> _Records_
● ● ● ● ● ● ●

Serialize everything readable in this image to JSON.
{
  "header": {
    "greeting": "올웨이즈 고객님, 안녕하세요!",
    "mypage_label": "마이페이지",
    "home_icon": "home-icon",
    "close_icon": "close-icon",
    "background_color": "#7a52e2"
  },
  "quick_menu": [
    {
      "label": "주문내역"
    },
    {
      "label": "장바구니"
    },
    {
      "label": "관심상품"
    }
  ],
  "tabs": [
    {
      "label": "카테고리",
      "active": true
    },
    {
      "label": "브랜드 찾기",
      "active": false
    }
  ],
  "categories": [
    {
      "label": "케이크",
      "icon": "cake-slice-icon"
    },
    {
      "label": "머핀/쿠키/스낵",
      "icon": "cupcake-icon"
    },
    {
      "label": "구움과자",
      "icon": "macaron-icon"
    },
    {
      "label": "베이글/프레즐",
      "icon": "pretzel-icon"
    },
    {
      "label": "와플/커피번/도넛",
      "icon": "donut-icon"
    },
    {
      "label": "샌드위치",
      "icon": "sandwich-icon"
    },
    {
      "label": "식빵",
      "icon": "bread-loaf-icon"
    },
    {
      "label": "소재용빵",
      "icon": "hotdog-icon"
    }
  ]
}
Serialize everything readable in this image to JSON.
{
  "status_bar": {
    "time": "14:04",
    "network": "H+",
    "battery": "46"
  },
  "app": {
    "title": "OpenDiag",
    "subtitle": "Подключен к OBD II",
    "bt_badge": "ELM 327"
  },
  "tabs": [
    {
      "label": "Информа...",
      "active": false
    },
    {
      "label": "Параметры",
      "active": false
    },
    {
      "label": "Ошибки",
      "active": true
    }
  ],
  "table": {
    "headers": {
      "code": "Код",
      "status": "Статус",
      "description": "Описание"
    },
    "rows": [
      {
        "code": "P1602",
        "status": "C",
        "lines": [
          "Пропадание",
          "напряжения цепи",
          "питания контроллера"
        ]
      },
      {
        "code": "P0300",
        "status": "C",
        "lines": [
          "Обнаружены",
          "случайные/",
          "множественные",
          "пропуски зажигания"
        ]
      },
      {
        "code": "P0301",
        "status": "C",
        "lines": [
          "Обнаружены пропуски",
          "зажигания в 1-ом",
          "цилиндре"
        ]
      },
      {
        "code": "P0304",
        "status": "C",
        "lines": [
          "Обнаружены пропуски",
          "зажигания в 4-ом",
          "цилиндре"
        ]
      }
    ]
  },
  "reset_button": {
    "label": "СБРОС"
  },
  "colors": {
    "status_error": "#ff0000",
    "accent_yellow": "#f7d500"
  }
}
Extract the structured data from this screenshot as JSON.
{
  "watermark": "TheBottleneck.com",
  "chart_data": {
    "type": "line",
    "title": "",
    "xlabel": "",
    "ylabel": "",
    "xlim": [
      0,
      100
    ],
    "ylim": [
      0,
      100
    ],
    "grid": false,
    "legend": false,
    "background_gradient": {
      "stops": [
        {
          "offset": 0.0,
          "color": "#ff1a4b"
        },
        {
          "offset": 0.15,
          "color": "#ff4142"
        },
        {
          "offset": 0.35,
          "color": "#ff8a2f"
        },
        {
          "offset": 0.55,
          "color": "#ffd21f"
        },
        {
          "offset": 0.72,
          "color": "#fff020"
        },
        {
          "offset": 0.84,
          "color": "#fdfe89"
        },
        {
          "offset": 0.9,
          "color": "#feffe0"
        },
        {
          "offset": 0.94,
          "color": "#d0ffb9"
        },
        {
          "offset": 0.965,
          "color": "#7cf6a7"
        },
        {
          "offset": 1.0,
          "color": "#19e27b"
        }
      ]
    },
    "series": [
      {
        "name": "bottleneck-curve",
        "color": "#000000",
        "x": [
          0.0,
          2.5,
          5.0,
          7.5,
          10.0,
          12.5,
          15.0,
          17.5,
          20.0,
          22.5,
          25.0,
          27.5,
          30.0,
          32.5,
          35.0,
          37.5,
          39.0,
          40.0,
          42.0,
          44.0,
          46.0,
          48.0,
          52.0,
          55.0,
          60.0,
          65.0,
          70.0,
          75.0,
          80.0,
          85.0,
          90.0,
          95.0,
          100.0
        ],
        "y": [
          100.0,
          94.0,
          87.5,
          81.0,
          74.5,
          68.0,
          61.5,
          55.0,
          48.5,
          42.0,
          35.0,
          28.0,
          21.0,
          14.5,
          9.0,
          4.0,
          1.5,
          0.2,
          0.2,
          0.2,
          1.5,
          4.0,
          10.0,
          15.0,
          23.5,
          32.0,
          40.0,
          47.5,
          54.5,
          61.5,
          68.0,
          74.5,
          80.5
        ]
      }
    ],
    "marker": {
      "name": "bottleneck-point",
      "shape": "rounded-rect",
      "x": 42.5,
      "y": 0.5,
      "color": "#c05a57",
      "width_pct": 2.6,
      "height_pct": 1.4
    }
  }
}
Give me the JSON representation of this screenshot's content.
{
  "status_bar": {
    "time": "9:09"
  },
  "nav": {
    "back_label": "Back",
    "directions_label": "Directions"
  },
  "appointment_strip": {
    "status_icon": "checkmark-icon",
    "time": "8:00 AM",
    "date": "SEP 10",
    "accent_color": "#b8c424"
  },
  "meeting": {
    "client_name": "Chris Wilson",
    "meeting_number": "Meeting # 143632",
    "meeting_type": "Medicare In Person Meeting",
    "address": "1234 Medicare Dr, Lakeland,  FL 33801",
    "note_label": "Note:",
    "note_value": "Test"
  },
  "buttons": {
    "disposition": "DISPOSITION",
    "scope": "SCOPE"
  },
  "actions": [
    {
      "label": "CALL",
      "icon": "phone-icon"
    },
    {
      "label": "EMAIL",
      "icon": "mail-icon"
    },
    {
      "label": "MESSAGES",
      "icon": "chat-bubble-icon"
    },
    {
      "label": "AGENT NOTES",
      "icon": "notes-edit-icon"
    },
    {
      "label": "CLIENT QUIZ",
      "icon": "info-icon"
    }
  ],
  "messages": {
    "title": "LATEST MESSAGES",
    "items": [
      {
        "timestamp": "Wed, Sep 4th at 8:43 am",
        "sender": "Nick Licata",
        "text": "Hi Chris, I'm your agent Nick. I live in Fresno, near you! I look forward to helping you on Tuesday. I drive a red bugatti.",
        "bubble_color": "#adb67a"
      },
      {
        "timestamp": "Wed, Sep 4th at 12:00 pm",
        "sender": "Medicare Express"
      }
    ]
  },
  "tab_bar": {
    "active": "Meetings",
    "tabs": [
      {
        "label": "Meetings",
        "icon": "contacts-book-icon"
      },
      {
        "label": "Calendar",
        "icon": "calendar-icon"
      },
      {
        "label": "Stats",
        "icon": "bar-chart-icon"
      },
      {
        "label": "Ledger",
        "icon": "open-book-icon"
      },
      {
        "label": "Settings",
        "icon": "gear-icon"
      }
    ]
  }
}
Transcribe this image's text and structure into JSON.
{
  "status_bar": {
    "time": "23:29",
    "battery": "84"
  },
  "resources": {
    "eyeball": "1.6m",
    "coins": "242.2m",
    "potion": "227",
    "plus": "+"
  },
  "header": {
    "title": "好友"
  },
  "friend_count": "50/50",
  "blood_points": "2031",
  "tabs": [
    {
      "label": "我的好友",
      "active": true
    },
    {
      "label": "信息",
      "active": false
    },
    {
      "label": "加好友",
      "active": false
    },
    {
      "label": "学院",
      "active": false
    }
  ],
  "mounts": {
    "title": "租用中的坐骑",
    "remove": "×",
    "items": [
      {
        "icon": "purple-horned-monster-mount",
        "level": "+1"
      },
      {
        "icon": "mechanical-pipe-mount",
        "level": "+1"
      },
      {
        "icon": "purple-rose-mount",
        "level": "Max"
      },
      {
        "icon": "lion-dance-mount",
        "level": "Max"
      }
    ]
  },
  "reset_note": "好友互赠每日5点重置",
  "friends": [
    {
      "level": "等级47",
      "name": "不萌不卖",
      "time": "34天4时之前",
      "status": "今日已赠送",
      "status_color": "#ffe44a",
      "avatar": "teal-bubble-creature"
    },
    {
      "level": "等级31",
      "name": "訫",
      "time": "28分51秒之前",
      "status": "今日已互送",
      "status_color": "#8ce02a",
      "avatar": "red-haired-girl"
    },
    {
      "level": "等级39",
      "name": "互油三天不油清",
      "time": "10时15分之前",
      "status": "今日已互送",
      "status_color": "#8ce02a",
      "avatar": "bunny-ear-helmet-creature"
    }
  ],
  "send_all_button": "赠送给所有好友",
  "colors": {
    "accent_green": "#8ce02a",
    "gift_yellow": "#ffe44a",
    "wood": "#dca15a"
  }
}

● ● ● ● ● ● ●

> _WHAT IS ASKED_
Give back, exactly as written, the lines from the one with "Transcribe this image's" to the last line.

> _OUTPUT FOR THIS TASK_
Transcribe this image's text and structure into JSON.
{
  "status_bar": {
    "time": "23:29",
    "battery": "84"
  },
  "resources": {
    "eyeball": "1.6m",
    "coins": "242.2m",
    "potion": "227",
    "plus": "+"
  },
  "header": {
    "title": "好友"
  },
  "friend_count": "50/50",
  "blood_points": "2031",
  "tabs": [
    {
      "label": "我的好友",
      "active": true
    },
    {
      "label": "信息",
      "active": false
    },
    {
      "label": "加好友",
      "active": false
    },
    {
      "label": "学院",
      "active": false
    }
  ],
  "mounts": {
    "title": "租用中的坐骑",
    "remove": "×",
    "items": [
      {
        "icon": "purple-horned-monster-mount",
        "level": "+1"
      },
      {
        "icon": "mechanical-pipe-mount",
        "level": "+1"
      },
      {
        "icon": "purple-rose-mount",
        "level": "Max"
      },
      {
        "icon": "lion-dance-mount",
        "level": "Max"
      }
    ]
  },
  "reset_note": "好友互赠每日5点重置",
  "friends": [
    {
      "level": "等级47",
      "name": "不萌不卖",
      "time": "34天4时之前",
      "status": "今日已赠送",
      "status_color": "#ffe44a",
      "avatar": "teal-bubble-creature"
    },
    {
      "level": "等级31",
      "name": "訫",
      "time": "28分51秒之前",
      "status": "今日已互送",
      "status_color": "#8ce02a",
      "avatar": "red-haired-girl"
    },
    {
      "level": "等级39",
      "name": "互油三天不油清",
      "time": "10时15分之前",
      "status": "今日已互送",
      "status_color": "#8ce02a",
      "avatar": "bunny-ear-helmet-creature"
    }
  ],
  "send_all_button": "赠送给所有好友",
  "colors": {
    "accent_green": "#8ce02a",
    "gift_yellow": "#ffe44a",
    "wood": "#dca15a"
  }
}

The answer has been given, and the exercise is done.